[Saved entries]
BEGIN

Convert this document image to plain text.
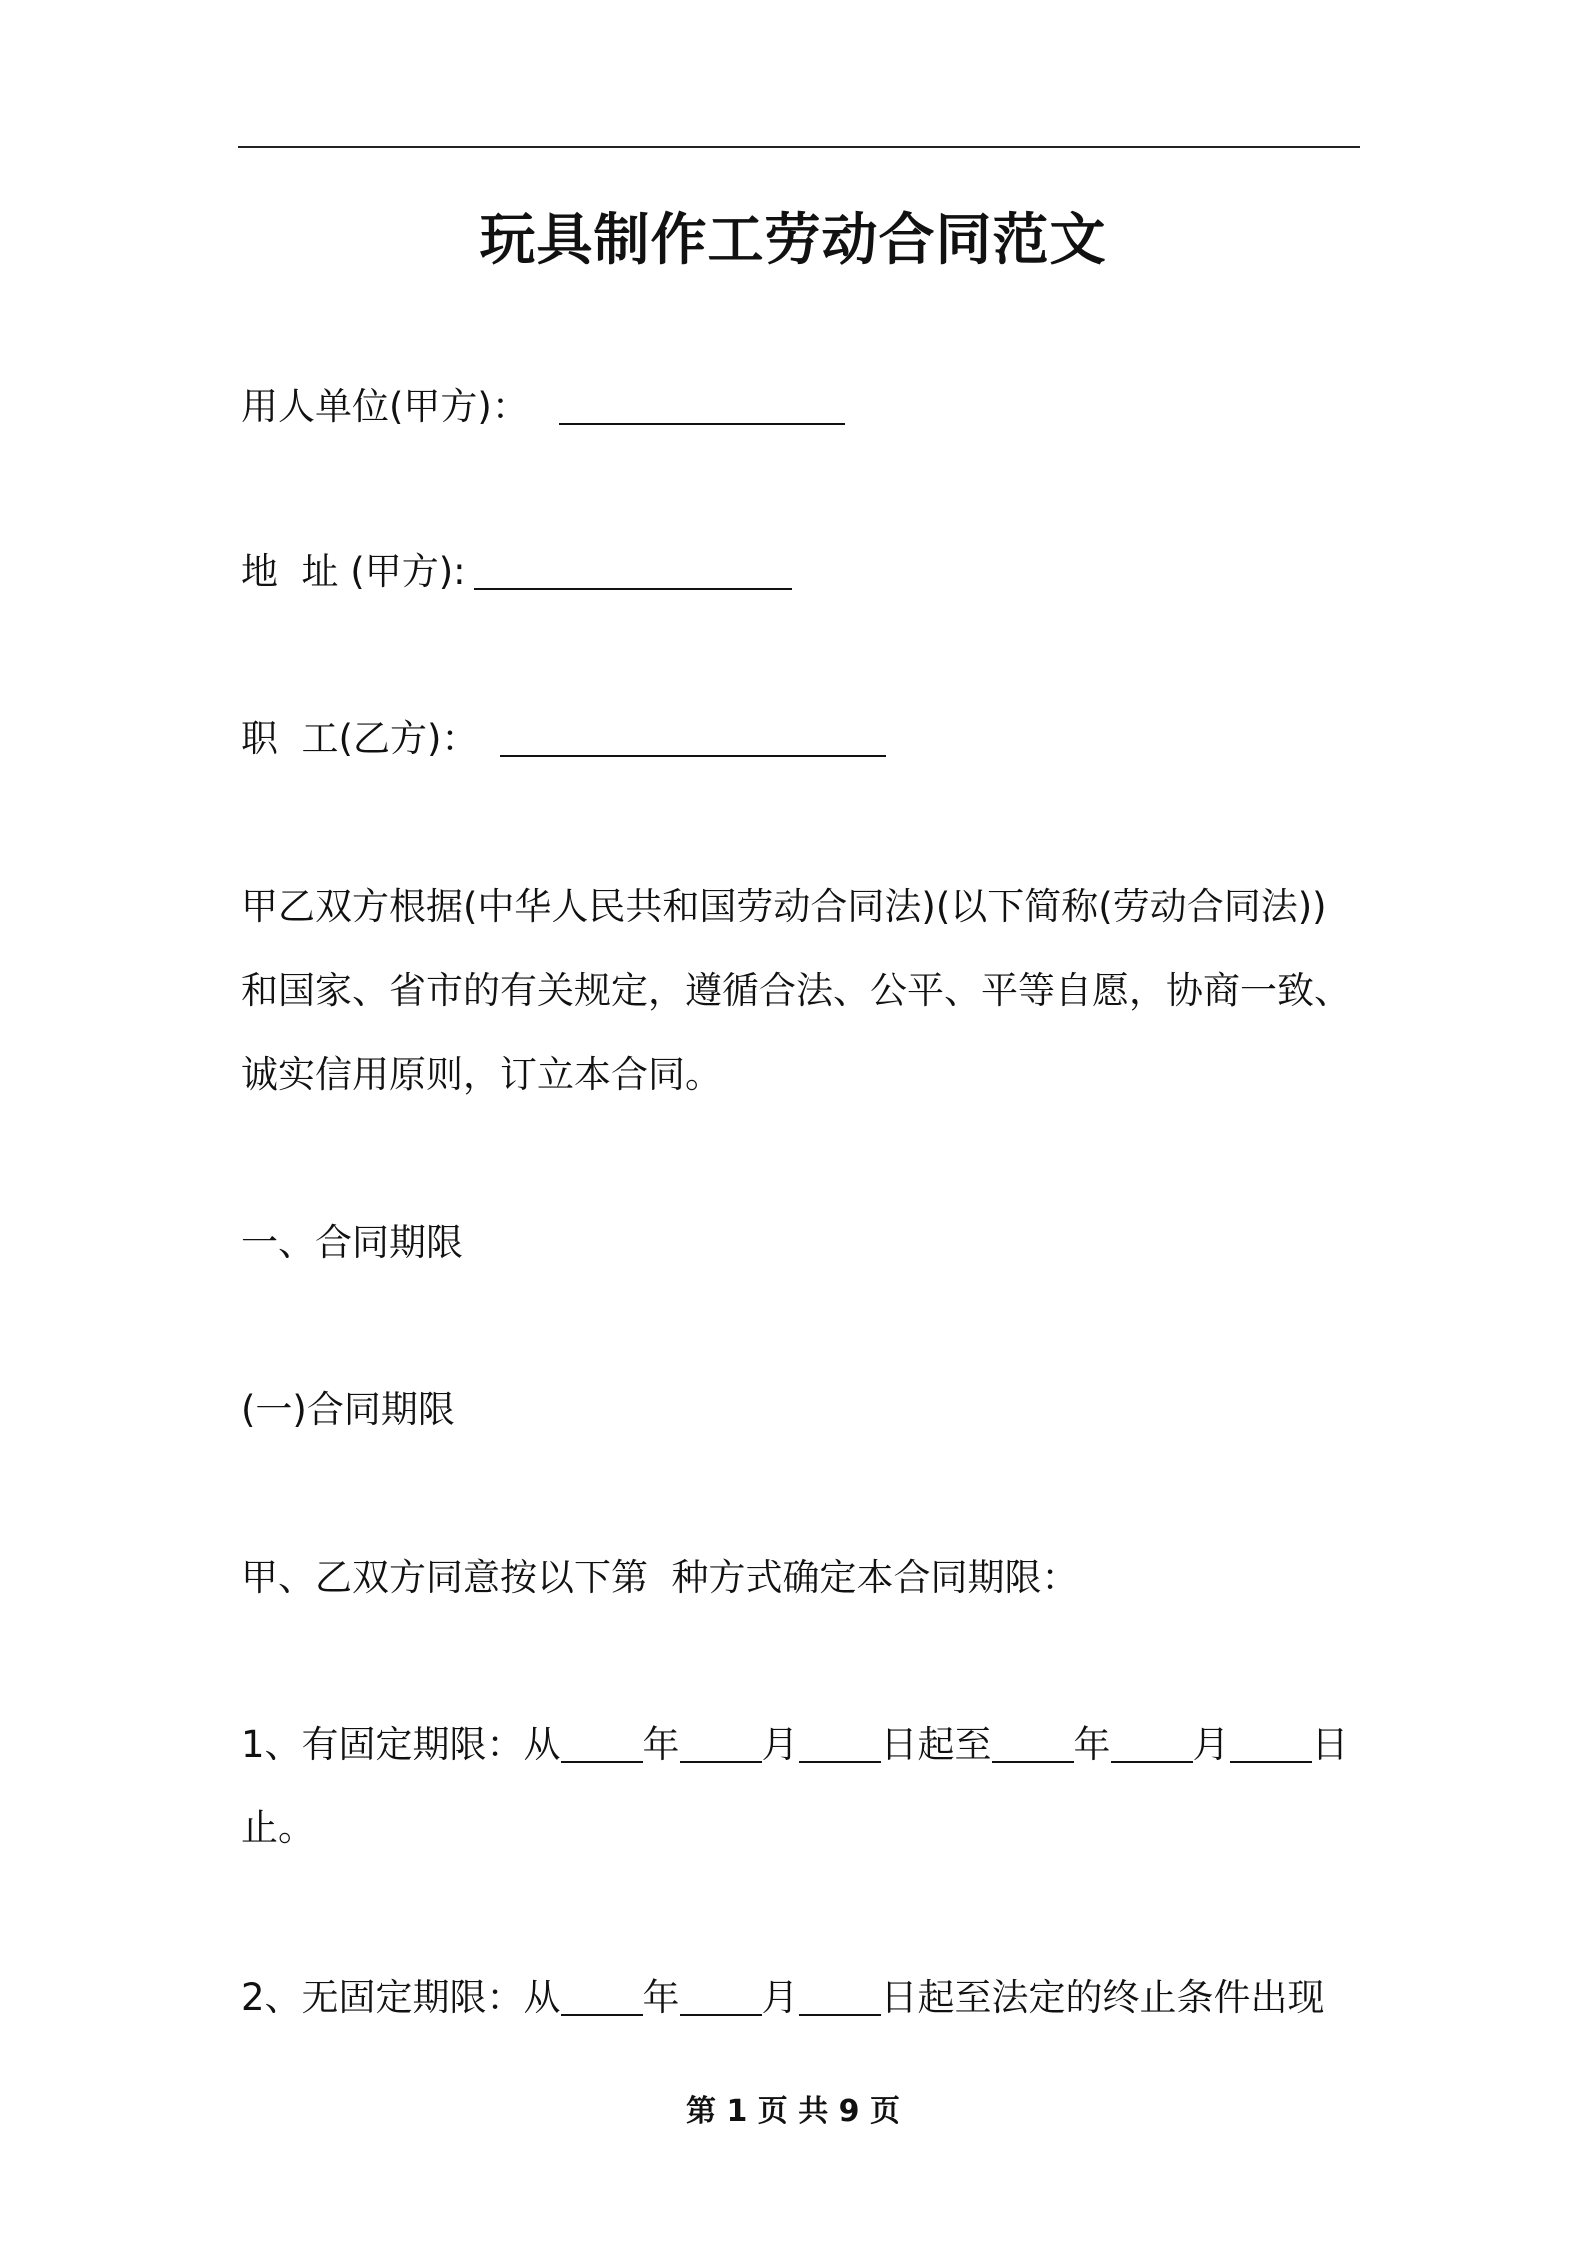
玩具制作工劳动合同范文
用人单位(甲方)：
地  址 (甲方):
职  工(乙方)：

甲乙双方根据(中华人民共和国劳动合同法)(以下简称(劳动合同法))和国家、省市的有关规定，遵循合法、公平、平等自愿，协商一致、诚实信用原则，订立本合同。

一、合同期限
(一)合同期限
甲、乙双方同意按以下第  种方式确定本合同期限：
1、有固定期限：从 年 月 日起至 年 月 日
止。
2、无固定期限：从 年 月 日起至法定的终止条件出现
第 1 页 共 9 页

END
BEGIN

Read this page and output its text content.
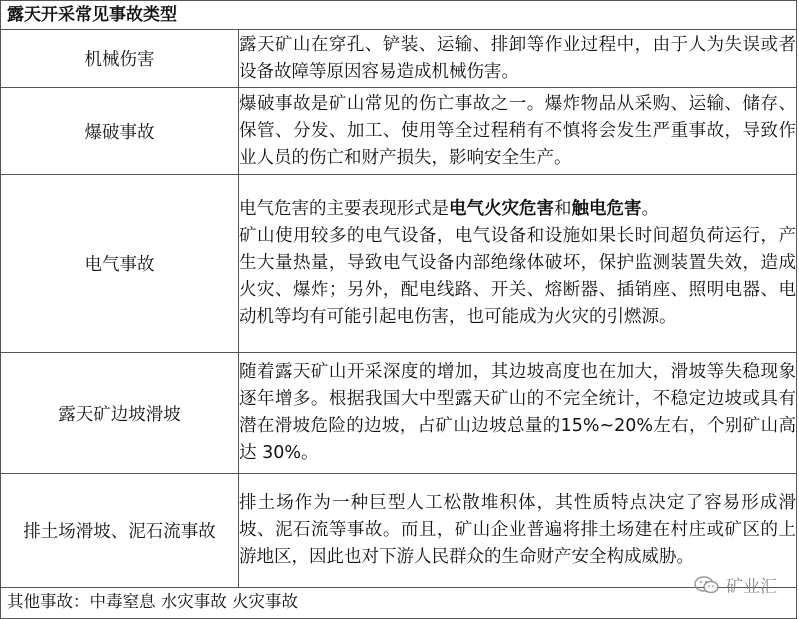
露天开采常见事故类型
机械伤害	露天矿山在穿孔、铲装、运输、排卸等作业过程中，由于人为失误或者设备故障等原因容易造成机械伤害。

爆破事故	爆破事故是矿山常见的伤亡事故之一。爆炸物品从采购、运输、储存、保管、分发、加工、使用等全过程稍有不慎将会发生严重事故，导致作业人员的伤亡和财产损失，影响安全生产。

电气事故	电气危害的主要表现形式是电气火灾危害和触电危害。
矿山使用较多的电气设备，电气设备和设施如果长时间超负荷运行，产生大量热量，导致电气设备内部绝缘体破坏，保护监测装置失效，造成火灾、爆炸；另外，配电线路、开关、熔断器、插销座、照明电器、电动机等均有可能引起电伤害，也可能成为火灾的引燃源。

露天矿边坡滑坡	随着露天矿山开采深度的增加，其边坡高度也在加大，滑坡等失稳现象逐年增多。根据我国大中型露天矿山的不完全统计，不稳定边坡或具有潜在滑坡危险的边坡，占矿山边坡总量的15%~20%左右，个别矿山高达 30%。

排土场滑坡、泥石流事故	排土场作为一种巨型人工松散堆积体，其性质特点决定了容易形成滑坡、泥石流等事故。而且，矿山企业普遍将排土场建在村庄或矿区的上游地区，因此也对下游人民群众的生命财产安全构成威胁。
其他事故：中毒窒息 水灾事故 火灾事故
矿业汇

END

• Task:
Above are the entries; count how many of their lines contain the word "this" and give only that number.

• Result:
2